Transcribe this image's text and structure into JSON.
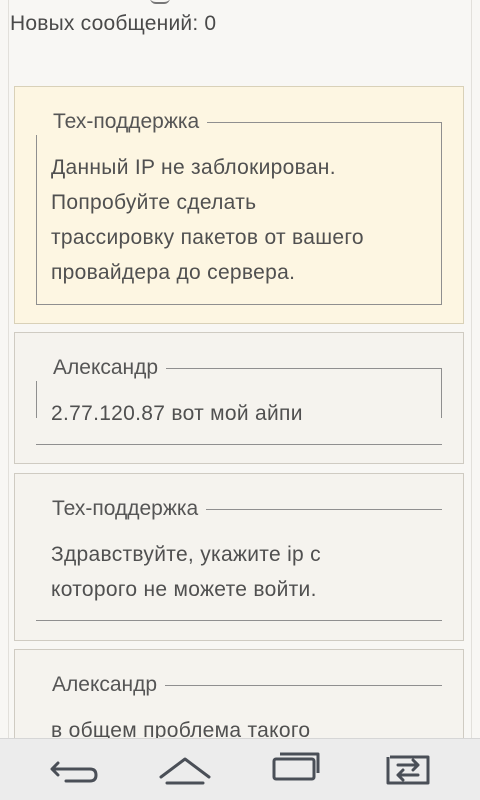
{
  "header": {
    "new_messages_label": "Новых сообщений: 0"
  },
  "messages": [
    {
      "author": "Тех-поддержка",
      "text_lines": [
        "Данный IP не заблокирован.",
        "Попробуйте сделать",
        "трассировку пакетов от вашего",
        "провайдера до сервера."
      ],
      "highlight": true
    },
    {
      "author": "Александр",
      "text_lines": [
        "2.77.120.87 вот мой айпи"
      ],
      "highlight": false
    },
    {
      "author": "Тех-поддержка",
      "text_lines": [
        "Здравствуйте, укажите ip с",
        "которого не можете войти."
      ],
      "highlight": false
    },
    {
      "author": "Александр",
      "text_lines": [
        "в общем проблема такого"
      ],
      "highlight": false
    }
  ],
  "navbar": {
    "icons": [
      "back-icon",
      "home-icon",
      "recent-apps-icon",
      "switch-icon"
    ]
  },
  "colors": {
    "highlight_bg": "#fdf6e2",
    "card_bg": "#f5f3ee",
    "navbar_bg": "#ececec",
    "icon": "#4a4f57"
  }
}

» **Written problem**: Word for word, quote the full listing, omitting every picture.

» **The reply**:
Transcribe this image's text and structure into JSON.
{
  "header": {
    "new_messages_label": "Новых сообщений: 0"
  },
  "messages": [
    {
      "author": "Тех-поддержка",
      "text_lines": [
        "Данный IP не заблокирован.",
        "Попробуйте сделать",
        "трассировку пакетов от вашего",
        "провайдера до сервера."
      ],
      "highlight": true
    },
    {
      "author": "Александр",
      "text_lines": [
        "2.77.120.87 вот мой айпи"
      ],
      "highlight": false
    },
    {
      "author": "Тех-поддержка",
      "text_lines": [
        "Здравствуйте, укажите ip с",
        "которого не можете войти."
      ],
      "highlight": false
    },
    {
      "author": "Александр",
      "text_lines": [
        "в общем проблема такого"
      ],
      "highlight": false
    }
  ],
  "navbar": {
    "icons": [
      "back-icon",
      "home-icon",
      "recent-apps-icon",
      "switch-icon"
    ]
  },
  "colors": {
    "highlight_bg": "#fdf6e2",
    "card_bg": "#f5f3ee",
    "navbar_bg": "#ececec",
    "icon": "#4a4f57"
  }
}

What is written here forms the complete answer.